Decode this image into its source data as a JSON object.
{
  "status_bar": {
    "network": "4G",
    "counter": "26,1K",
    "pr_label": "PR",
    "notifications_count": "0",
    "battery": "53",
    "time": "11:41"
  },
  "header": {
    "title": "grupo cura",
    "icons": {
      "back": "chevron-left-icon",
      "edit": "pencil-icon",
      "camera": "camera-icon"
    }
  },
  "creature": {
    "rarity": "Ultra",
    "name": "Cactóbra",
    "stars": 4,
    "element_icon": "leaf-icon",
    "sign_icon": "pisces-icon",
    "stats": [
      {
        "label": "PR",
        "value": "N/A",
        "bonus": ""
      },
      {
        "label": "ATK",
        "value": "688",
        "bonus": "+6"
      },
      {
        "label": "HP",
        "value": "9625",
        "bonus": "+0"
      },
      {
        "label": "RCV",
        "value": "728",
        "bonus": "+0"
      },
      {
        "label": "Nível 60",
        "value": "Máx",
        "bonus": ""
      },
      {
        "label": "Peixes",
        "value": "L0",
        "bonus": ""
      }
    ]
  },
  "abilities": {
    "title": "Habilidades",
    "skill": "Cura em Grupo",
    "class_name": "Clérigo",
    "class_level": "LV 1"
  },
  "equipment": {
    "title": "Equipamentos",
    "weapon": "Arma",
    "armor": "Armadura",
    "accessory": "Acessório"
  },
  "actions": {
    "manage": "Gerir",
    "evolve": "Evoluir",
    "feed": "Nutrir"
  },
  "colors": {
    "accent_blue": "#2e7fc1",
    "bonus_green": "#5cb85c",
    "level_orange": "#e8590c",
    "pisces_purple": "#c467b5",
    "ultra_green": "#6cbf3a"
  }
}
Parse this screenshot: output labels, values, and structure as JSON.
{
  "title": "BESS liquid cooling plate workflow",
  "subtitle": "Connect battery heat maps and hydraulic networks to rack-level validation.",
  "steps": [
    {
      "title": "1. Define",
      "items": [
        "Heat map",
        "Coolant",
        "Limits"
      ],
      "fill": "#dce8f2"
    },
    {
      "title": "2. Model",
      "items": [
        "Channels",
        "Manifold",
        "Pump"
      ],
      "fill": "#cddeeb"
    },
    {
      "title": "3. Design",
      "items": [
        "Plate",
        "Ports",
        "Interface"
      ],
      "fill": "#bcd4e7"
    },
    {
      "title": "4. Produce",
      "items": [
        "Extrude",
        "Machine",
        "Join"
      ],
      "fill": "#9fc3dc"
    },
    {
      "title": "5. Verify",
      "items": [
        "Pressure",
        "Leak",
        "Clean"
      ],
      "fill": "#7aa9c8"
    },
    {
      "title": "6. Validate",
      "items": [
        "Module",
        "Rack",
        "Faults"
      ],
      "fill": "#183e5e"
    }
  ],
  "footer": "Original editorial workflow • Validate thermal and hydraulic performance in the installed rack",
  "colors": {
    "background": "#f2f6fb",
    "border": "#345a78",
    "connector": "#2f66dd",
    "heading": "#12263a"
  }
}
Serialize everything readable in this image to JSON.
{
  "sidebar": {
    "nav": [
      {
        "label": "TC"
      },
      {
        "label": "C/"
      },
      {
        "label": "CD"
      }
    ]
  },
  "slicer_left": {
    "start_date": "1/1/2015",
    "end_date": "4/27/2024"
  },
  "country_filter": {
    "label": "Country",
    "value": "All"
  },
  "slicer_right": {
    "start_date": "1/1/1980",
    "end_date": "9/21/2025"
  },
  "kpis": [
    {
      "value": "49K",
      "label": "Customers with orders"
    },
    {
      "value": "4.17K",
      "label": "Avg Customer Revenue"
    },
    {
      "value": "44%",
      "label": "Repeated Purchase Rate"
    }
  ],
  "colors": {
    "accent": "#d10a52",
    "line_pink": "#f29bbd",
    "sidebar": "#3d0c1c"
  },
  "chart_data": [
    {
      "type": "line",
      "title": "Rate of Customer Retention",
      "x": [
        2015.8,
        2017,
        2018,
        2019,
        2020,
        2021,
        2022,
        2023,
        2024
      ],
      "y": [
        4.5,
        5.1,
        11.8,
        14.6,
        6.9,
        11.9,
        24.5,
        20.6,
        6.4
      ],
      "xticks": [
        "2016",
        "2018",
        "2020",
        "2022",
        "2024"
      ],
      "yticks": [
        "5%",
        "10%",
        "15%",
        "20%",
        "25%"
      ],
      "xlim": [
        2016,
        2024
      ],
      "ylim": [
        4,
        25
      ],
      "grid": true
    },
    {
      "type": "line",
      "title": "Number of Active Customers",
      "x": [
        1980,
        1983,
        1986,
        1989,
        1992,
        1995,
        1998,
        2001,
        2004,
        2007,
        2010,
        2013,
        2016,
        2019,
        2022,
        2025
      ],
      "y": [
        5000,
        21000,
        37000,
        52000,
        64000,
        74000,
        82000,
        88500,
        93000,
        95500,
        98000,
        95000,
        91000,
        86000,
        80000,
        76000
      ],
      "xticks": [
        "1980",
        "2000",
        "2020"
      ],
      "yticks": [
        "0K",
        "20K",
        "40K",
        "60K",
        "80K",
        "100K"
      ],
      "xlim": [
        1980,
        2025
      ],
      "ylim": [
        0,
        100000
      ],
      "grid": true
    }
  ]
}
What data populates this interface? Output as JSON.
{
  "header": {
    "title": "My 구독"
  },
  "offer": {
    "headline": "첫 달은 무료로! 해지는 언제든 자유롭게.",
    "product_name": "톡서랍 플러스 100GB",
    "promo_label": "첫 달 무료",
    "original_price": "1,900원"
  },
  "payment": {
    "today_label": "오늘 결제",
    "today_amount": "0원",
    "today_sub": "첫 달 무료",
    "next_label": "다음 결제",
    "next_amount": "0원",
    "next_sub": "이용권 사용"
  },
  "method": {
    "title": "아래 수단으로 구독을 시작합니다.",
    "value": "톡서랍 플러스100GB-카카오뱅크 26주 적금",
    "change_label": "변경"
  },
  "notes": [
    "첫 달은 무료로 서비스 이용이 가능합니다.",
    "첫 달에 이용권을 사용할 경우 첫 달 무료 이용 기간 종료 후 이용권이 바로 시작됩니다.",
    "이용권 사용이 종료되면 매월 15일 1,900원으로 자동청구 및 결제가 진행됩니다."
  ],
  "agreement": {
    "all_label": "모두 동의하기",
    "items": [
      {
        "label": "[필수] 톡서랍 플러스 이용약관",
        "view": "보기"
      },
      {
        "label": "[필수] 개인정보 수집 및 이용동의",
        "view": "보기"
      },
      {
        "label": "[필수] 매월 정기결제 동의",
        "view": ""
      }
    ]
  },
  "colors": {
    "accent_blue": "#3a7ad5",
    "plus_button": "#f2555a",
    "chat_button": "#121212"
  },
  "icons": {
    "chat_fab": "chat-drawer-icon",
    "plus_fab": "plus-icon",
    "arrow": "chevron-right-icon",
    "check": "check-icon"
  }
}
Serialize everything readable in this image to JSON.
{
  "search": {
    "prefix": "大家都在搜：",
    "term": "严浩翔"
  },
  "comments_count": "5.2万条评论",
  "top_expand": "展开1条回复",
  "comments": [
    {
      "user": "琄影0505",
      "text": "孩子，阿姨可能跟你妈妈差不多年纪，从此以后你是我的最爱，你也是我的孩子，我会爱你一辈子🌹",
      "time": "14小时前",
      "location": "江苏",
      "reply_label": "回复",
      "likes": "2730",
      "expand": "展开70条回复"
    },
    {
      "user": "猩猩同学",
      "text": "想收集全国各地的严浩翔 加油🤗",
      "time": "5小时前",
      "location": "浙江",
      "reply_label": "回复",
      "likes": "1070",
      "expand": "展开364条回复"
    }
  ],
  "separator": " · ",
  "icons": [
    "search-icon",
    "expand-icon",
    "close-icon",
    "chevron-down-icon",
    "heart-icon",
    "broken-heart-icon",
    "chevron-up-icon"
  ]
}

::::::::

§ **Aim of the exercise**
Copy the lines from the entries above in which the word "workflow" appears.

§ **Worked answer**
  "title": "BESS liquid cooling plate workflow",
  "footer": "Original editorial workflow • Validate thermal and hydraulic performance in the installed rack",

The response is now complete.